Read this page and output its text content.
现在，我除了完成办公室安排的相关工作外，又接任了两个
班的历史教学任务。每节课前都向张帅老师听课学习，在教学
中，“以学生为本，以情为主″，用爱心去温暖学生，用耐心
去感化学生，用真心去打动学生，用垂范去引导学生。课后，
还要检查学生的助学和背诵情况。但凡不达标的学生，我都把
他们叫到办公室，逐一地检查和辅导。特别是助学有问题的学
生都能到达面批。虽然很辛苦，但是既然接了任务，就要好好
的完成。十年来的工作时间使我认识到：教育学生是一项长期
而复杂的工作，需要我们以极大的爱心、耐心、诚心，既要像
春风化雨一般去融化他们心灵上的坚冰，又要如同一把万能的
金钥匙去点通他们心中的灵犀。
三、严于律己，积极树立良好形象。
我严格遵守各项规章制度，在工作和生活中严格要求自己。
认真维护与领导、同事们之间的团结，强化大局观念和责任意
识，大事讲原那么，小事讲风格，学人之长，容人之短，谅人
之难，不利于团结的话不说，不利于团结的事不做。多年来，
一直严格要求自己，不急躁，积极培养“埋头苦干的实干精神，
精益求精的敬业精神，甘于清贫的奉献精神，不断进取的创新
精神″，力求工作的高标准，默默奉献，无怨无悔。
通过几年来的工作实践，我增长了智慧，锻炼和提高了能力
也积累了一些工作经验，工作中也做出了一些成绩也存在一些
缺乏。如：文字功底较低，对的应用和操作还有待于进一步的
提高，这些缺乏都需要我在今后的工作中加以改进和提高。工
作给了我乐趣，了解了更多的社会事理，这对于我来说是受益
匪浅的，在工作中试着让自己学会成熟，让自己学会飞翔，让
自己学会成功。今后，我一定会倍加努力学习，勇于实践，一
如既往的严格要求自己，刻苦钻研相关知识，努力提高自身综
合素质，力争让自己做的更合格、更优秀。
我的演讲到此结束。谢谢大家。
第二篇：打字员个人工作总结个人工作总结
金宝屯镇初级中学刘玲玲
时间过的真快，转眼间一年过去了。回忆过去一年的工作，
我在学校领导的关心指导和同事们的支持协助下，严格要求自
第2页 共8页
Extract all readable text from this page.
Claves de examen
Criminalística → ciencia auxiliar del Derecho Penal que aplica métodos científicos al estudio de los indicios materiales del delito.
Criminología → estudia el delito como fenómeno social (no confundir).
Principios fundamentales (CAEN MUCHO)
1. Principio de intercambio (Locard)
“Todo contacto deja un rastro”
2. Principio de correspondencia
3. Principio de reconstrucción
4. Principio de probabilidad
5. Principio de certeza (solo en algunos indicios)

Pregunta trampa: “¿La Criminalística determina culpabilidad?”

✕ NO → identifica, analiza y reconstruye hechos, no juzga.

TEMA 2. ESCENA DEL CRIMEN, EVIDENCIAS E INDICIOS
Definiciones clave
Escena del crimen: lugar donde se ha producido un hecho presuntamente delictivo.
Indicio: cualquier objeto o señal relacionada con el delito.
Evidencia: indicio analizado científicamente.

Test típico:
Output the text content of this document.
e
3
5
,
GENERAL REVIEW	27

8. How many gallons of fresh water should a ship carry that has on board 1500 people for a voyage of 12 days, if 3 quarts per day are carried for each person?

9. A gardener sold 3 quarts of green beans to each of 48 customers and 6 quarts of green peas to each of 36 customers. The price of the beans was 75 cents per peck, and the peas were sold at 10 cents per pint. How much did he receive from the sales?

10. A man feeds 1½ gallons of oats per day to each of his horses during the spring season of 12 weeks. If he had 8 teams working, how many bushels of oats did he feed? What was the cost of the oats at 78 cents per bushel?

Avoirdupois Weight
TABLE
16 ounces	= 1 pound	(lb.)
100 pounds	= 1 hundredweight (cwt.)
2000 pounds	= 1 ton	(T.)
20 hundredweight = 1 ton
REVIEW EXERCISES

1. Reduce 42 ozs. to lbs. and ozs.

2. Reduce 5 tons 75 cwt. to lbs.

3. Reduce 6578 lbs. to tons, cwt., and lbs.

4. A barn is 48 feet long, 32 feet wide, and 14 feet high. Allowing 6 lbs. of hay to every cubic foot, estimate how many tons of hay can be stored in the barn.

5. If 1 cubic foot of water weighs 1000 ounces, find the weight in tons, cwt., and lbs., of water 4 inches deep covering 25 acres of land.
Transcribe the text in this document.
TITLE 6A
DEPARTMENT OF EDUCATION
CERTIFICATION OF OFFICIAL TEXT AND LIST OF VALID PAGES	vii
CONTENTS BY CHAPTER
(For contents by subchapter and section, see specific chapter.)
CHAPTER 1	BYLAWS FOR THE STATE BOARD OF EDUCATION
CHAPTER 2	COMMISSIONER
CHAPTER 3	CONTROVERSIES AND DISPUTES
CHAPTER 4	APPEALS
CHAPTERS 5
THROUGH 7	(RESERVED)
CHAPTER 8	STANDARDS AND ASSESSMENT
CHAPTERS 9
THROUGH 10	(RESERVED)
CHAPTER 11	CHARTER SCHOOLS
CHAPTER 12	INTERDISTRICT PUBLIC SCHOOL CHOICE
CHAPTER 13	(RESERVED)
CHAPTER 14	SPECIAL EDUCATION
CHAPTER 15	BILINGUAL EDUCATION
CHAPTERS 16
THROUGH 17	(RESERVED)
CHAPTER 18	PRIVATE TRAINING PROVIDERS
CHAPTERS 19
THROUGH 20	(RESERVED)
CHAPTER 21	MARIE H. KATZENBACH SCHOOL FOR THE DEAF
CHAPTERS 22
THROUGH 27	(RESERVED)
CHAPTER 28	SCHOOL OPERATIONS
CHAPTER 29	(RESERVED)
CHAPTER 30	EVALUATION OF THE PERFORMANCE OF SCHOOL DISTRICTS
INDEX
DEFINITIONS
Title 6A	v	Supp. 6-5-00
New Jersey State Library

^^^^

> [WHAT NEEDS TO BE DONE]:
Transcribe the whole listing with nothing added or left out.

> [RESULT OF THE EXERCISE]:
Read this page and output its text content.
现在，我除了完成办公室安排的相关工作外，又接任了两个
班的历史教学任务。每节课前都向张帅老师听课学习，在教学
中，“以学生为本，以情为主″，用爱心去温暖学生，用耐心
去感化学生，用真心去打动学生，用垂范去引导学生。课后，
还要检查学生的助学和背诵情况。但凡不达标的学生，我都把
他们叫到办公室，逐一地检查和辅导。特别是助学有问题的学
生都能到达面批。虽然很辛苦，但是既然接了任务，就要好好
的完成。十年来的工作时间使我认识到：教育学生是一项长期
而复杂的工作，需要我们以极大的爱心、耐心、诚心，既要像
春风化雨一般去融化他们心灵上的坚冰，又要如同一把万能的
金钥匙去点通他们心中的灵犀。
三、严于律己，积极树立良好形象。
我严格遵守各项规章制度，在工作和生活中严格要求自己。
认真维护与领导、同事们之间的团结，强化大局观念和责任意
识，大事讲原那么，小事讲风格，学人之长，容人之短，谅人
之难，不利于团结的话不说，不利于团结的事不做。多年来，
一直严格要求自己，不急躁，积极培养“埋头苦干的实干精神，
精益求精的敬业精神，甘于清贫的奉献精神，不断进取的创新
精神″，力求工作的高标准，默默奉献，无怨无悔。
通过几年来的工作实践，我增长了智慧，锻炼和提高了能力
也积累了一些工作经验，工作中也做出了一些成绩也存在一些
缺乏。如：文字功底较低，对的应用和操作还有待于进一步的
提高，这些缺乏都需要我在今后的工作中加以改进和提高。工
作给了我乐趣，了解了更多的社会事理，这对于我来说是受益
匪浅的，在工作中试着让自己学会成熟，让自己学会飞翔，让
自己学会成功。今后，我一定会倍加努力学习，勇于实践，一
如既往的严格要求自己，刻苦钻研相关知识，努力提高自身综
合素质，力争让自己做的更合格、更优秀。
我的演讲到此结束。谢谢大家。
第二篇：打字员个人工作总结个人工作总结
金宝屯镇初级中学刘玲玲
时间过的真快，转眼间一年过去了。回忆过去一年的工作，
我在学校领导的关心指导和同事们的支持协助下，严格要求自
第2页 共8页
Extract all readable text from this page.
Claves de examen
Criminalística → ciencia auxiliar del Derecho Penal que aplica métodos científicos al estudio de los indicios materiales del delito.
Criminología → estudia el delito como fenómeno social (no confundir).
Principios fundamentales (CAEN MUCHO)
1. Principio de intercambio (Locard)
“Todo contacto deja un rastro”
2. Principio de correspondencia
3. Principio de reconstrucción
4. Principio de probabilidad
5. Principio de certeza (solo en algunos indicios)

Pregunta trampa: “¿La Criminalística determina culpabilidad?”

✕ NO → identifica, analiza y reconstruye hechos, no juzga.

TEMA 2. ESCENA DEL CRIMEN, EVIDENCIAS E INDICIOS
Definiciones clave
Escena del crimen: lugar donde se ha producido un hecho presuntamente delictivo.
Indicio: cualquier objeto o señal relacionada con el delito.
Evidencia: indicio analizado científicamente.

Test típico:
Output the text content of this document.
e
3
5
,
GENERAL REVIEW	27

8. How many gallons of fresh water should a ship carry that has on board 1500 people for a voyage of 12 days, if 3 quarts per day are carried for each person?

9. A gardener sold 3 quarts of green beans to each of 48 customers and 6 quarts of green peas to each of 36 customers. The price of the beans was 75 cents per peck, and the peas were sold at 10 cents per pint. How much did he receive from the sales?

10. A man feeds 1½ gallons of oats per day to each of his horses during the spring season of 12 weeks. If he had 8 teams working, how many bushels of oats did he feed? What was the cost of the oats at 78 cents per bushel?

Avoirdupois Weight
TABLE
16 ounces	= 1 pound	(lb.)
100 pounds	= 1 hundredweight (cwt.)
2000 pounds	= 1 ton	(T.)
20 hundredweight = 1 ton
REVIEW EXERCISES

1. Reduce 42 ozs. to lbs. and ozs.

2. Reduce 5 tons 75 cwt. to lbs.

3. Reduce 6578 lbs. to tons, cwt., and lbs.

4. A barn is 48 feet long, 32 feet wide, and 14 feet high. Allowing 6 lbs. of hay to every cubic foot, estimate how many tons of hay can be stored in the barn.

5. If 1 cubic foot of water weighs 1000 ounces, find the weight in tons, cwt., and lbs., of water 4 inches deep covering 25 acres of land.
Transcribe the text in this document.
TITLE 6A
DEPARTMENT OF EDUCATION
CERTIFICATION OF OFFICIAL TEXT AND LIST OF VALID PAGES	vii
CONTENTS BY CHAPTER
(For contents by subchapter and section, see specific chapter.)
CHAPTER 1	BYLAWS FOR THE STATE BOARD OF EDUCATION
CHAPTER 2	COMMISSIONER
CHAPTER 3	CONTROVERSIES AND DISPUTES
CHAPTER 4	APPEALS
CHAPTERS 5
THROUGH 7	(RESERVED)
CHAPTER 8	STANDARDS AND ASSESSMENT
CHAPTERS 9
THROUGH 10	(RESERVED)
CHAPTER 11	CHARTER SCHOOLS
CHAPTER 12	INTERDISTRICT PUBLIC SCHOOL CHOICE
CHAPTER 13	(RESERVED)
CHAPTER 14	SPECIAL EDUCATION
CHAPTER 15	BILINGUAL EDUCATION
CHAPTERS 16
THROUGH 17	(RESERVED)
CHAPTER 18	PRIVATE TRAINING PROVIDERS
CHAPTERS 19
THROUGH 20	(RESERVED)
CHAPTER 21	MARIE H. KATZENBACH SCHOOL FOR THE DEAF
CHAPTERS 22
THROUGH 27	(RESERVED)
CHAPTER 28	SCHOOL OPERATIONS
CHAPTER 29	(RESERVED)
CHAPTER 30	EVALUATION OF THE PERFORMANCE OF SCHOOL DISTRICTS
INDEX
DEFINITIONS
Title 6A	v	Supp. 6-5-00
New Jersey State Library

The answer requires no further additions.